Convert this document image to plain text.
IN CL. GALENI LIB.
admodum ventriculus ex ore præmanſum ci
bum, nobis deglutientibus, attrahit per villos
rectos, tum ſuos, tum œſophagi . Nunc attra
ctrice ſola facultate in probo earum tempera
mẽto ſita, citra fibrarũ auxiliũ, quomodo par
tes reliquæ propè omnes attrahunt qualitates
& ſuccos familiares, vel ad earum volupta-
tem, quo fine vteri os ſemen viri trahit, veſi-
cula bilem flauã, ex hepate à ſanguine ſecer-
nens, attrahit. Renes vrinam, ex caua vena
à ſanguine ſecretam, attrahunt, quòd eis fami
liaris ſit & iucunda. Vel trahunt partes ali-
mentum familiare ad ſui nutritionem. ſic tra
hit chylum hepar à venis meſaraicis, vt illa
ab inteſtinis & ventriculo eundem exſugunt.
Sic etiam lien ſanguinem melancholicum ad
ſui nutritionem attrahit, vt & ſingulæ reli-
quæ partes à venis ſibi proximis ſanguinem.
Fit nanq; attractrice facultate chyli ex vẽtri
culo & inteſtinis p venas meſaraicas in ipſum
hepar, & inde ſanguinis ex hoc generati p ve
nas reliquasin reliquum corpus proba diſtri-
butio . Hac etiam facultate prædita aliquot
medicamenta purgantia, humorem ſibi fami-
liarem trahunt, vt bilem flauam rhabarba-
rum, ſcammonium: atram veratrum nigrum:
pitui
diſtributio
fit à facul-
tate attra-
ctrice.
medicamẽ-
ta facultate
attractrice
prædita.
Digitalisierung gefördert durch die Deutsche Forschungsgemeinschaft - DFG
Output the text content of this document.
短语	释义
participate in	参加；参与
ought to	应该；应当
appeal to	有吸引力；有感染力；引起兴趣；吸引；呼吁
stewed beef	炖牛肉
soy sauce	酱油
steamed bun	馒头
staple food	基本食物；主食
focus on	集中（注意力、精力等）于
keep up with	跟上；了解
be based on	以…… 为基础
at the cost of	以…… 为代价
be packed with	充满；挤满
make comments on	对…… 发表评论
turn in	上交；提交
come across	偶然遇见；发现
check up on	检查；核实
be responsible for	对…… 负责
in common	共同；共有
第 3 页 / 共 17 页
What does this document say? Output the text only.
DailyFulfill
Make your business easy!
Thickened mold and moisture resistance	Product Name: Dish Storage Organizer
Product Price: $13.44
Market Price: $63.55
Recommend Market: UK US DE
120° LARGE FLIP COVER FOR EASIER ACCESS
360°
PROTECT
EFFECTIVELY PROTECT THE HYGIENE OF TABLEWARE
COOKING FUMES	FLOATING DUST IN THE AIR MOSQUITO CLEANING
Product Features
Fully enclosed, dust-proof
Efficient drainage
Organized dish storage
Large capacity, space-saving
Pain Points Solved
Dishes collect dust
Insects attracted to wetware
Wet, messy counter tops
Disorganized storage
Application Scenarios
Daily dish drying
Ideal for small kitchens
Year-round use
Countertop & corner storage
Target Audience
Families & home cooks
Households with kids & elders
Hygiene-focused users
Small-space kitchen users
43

☆ ☆ ☆ ☆ ☆ ☆ ☆

## [WHAT YOU SHOULD DO]
Set down all of the entries exactly, please.

## [ANSWER TO THE EXERCISE]
Convert this document image to plain text.
IN CL. GALENI LIB.
admodum ventriculus ex ore præmanſum ci
bum, nobis deglutientibus, attrahit per villos
rectos, tum ſuos, tum œſophagi . Nunc attra
ctrice ſola facultate in probo earum tempera
mẽto ſita, citra fibrarũ auxiliũ, quomodo par
tes reliquæ propè omnes attrahunt qualitates
& ſuccos familiares, vel ad earum volupta-
tem, quo fine vteri os ſemen viri trahit, veſi-
cula bilem flauã, ex hepate à ſanguine ſecer-
nens, attrahit. Renes vrinam, ex caua vena
à ſanguine ſecretam, attrahunt, quòd eis fami
liaris ſit & iucunda. Vel trahunt partes ali-
mentum familiare ad ſui nutritionem. ſic tra
hit chylum hepar à venis meſaraicis, vt illa
ab inteſtinis & ventriculo eundem exſugunt.
Sic etiam lien ſanguinem melancholicum ad
ſui nutritionem attrahit, vt & ſingulæ reli-
quæ partes à venis ſibi proximis ſanguinem.
Fit nanq; attractrice facultate chyli ex vẽtri
culo & inteſtinis p venas meſaraicas in ipſum
hepar, & inde ſanguinis ex hoc generati p ve
nas reliquasin reliquum corpus proba diſtri-
butio . Hac etiam facultate prædita aliquot
medicamenta purgantia, humorem ſibi fami-
liarem trahunt, vt bilem flauam rhabarba-
rum, ſcammonium: atram veratrum nigrum:
pitui
diſtributio
fit à facul-
tate attra-
ctrice.
medicamẽ-
ta facultate
attractrice
prædita.
Digitalisierung gefördert durch die Deutsche Forschungsgemeinschaft - DFG
Output the text content of this document.
短语	释义
participate in	参加；参与
ought to	应该；应当
appeal to	有吸引力；有感染力；引起兴趣；吸引；呼吁
stewed beef	炖牛肉
soy sauce	酱油
steamed bun	馒头
staple food	基本食物；主食
focus on	集中（注意力、精力等）于
keep up with	跟上；了解
be based on	以…… 为基础
at the cost of	以…… 为代价
be packed with	充满；挤满
make comments on	对…… 发表评论
turn in	上交；提交
come across	偶然遇见；发现
check up on	检查；核实
be responsible for	对…… 负责
in common	共同；共有
第 3 页 / 共 17 页
What does this document say? Output the text only.
DailyFulfill
Make your business easy!
Thickened mold and moisture resistance	Product Name: Dish Storage Organizer
Product Price: $13.44
Market Price: $63.55
Recommend Market: UK US DE
120° LARGE FLIP COVER FOR EASIER ACCESS
360°
PROTECT
EFFECTIVELY PROTECT THE HYGIENE OF TABLEWARE
COOKING FUMES	FLOATING DUST IN THE AIR MOSQUITO CLEANING
Product Features
Fully enclosed, dust-proof
Efficient drainage
Organized dish storage
Large capacity, space-saving
Pain Points Solved
Dishes collect dust
Insects attracted to wetware
Wet, messy counter tops
Disorganized storage
Application Scenarios
Daily dish drying
Ideal for small kitchens
Year-round use
Countertop & corner storage
Target Audience
Families & home cooks
Households with kids & elders
Hygiene-focused users
Small-space kitchen users
43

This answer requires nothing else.